* [Instruction]: The listing below should be written out exactly; please include all of it.

* Begin Stored rows *

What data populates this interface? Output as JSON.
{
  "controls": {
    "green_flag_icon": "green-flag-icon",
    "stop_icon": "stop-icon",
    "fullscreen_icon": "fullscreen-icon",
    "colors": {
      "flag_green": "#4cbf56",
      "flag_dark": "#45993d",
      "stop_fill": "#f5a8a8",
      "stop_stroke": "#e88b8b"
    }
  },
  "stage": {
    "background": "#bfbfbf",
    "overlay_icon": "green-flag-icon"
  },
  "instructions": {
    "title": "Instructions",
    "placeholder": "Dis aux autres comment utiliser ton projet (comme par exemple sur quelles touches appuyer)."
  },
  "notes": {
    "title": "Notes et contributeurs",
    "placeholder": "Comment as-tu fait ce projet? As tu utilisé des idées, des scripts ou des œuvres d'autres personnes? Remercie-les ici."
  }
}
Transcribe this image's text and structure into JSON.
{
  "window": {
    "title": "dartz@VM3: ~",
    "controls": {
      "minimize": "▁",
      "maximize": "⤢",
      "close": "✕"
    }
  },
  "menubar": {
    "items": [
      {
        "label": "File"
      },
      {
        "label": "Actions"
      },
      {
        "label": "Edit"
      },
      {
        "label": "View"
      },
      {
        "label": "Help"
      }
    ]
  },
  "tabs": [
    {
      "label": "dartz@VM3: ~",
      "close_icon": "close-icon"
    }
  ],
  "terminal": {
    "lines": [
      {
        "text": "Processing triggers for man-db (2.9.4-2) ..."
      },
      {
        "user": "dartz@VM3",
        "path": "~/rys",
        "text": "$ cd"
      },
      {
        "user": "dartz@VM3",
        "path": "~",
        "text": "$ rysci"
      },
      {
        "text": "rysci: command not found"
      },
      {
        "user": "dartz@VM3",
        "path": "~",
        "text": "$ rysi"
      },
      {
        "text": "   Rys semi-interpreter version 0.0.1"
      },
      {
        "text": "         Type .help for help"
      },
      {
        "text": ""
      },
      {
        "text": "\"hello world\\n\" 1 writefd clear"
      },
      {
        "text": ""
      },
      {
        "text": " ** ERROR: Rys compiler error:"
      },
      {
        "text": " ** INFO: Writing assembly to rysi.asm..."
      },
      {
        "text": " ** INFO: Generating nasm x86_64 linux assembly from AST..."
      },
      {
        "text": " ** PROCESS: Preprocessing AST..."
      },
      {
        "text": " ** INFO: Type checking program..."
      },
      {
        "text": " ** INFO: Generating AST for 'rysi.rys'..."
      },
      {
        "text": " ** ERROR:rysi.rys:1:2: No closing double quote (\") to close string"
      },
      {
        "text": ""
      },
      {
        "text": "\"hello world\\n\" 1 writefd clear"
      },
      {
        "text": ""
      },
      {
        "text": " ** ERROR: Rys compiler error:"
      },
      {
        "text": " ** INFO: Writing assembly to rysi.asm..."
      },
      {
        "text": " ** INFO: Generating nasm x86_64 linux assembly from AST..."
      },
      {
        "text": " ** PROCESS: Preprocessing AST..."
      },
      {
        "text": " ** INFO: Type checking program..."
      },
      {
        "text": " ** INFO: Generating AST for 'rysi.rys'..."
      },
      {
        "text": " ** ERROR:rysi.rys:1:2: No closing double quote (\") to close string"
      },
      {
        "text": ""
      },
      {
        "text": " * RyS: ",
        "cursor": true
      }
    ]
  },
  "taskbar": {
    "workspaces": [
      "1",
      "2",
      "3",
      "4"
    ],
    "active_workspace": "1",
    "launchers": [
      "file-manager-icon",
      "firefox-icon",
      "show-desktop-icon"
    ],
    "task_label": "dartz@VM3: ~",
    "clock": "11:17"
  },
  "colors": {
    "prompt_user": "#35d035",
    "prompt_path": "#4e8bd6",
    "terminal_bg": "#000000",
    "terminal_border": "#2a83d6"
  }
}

* End Stored rows *

* [Reply]:
What data populates this interface? Output as JSON.
{
  "controls": {
    "green_flag_icon": "green-flag-icon",
    "stop_icon": "stop-icon",
    "fullscreen_icon": "fullscreen-icon",
    "colors": {
      "flag_green": "#4cbf56",
      "flag_dark": "#45993d",
      "stop_fill": "#f5a8a8",
      "stop_stroke": "#e88b8b"
    }
  },
  "stage": {
    "background": "#bfbfbf",
    "overlay_icon": "green-flag-icon"
  },
  "instructions": {
    "title": "Instructions",
    "placeholder": "Dis aux autres comment utiliser ton projet (comme par exemple sur quelles touches appuyer)."
  },
  "notes": {
    "title": "Notes et contributeurs",
    "placeholder": "Comment as-tu fait ce projet? As tu utilisé des idées, des scripts ou des œuvres d'autres personnes? Remercie-les ici."
  }
}
Transcribe this image's text and structure into JSON.
{
  "window": {
    "title": "dartz@VM3: ~",
    "controls": {
      "minimize": "▁",
      "maximize": "⤢",
      "close": "✕"
    }
  },
  "menubar": {
    "items": [
      {
        "label": "File"
      },
      {
        "label": "Actions"
      },
      {
        "label": "Edit"
      },
      {
        "label": "View"
      },
      {
        "label": "Help"
      }
    ]
  },
  "tabs": [
    {
      "label": "dartz@VM3: ~",
      "close_icon": "close-icon"
    }
  ],
  "terminal": {
    "lines": [
      {
        "text": "Processing triggers for man-db (2.9.4-2) ..."
      },
      {
        "user": "dartz@VM3",
        "path": "~/rys",
        "text": "$ cd"
      },
      {
        "user": "dartz@VM3",
        "path": "~",
        "text": "$ rysci"
      },
      {
        "text": "rysci: command not found"
      },
      {
        "user": "dartz@VM3",
        "path": "~",
        "text": "$ rysi"
      },
      {
        "text": "   Rys semi-interpreter version 0.0.1"
      },
      {
        "text": "         Type .help for help"
      },
      {
        "text": ""
      },
      {
        "text": "\"hello world\\n\" 1 writefd clear"
      },
      {
        "text": ""
      },
      {
        "text": " ** ERROR: Rys compiler error:"
      },
      {
        "text": " ** INFO: Writing assembly to rysi.asm..."
      },
      {
        "text": " ** INFO: Generating nasm x86_64 linux assembly from AST..."
      },
      {
        "text": " ** PROCESS: Preprocessing AST..."
      },
      {
        "text": " ** INFO: Type checking program..."
      },
      {
        "text": " ** INFO: Generating AST for 'rysi.rys'..."
      },
      {
        "text": " ** ERROR:rysi.rys:1:2: No closing double quote (\") to close string"
      },
      {
        "text": ""
      },
      {
        "text": "\"hello world\\n\" 1 writefd clear"
      },
      {
        "text": ""
      },
      {
        "text": " ** ERROR: Rys compiler error:"
      },
      {
        "text": " ** INFO: Writing assembly to rysi.asm..."
      },
      {
        "text": " ** INFO: Generating nasm x86_64 linux assembly from AST..."
      },
      {
        "text": " ** PROCESS: Preprocessing AST..."
      },
      {
        "text": " ** INFO: Type checking program..."
      },
      {
        "text": " ** INFO: Generating AST for 'rysi.rys'..."
      },
      {
        "text": " ** ERROR:rysi.rys:1:2: No closing double quote (\") to close string"
      },
      {
        "text": ""
      },
      {
        "text": " * RyS: ",
        "cursor": true
      }
    ]
  },
  "taskbar": {
    "workspaces": [
      "1",
      "2",
      "3",
      "4"
    ],
    "active_workspace": "1",
    "launchers": [
      "file-manager-icon",
      "firefox-icon",
      "show-desktop-icon"
    ],
    "task_label": "dartz@VM3: ~",
    "clock": "11:17"
  },
  "colors": {
    "prompt_user": "#35d035",
    "prompt_path": "#4e8bd6",
    "terminal_bg": "#000000",
    "terminal_border": "#2a83d6"
  }
}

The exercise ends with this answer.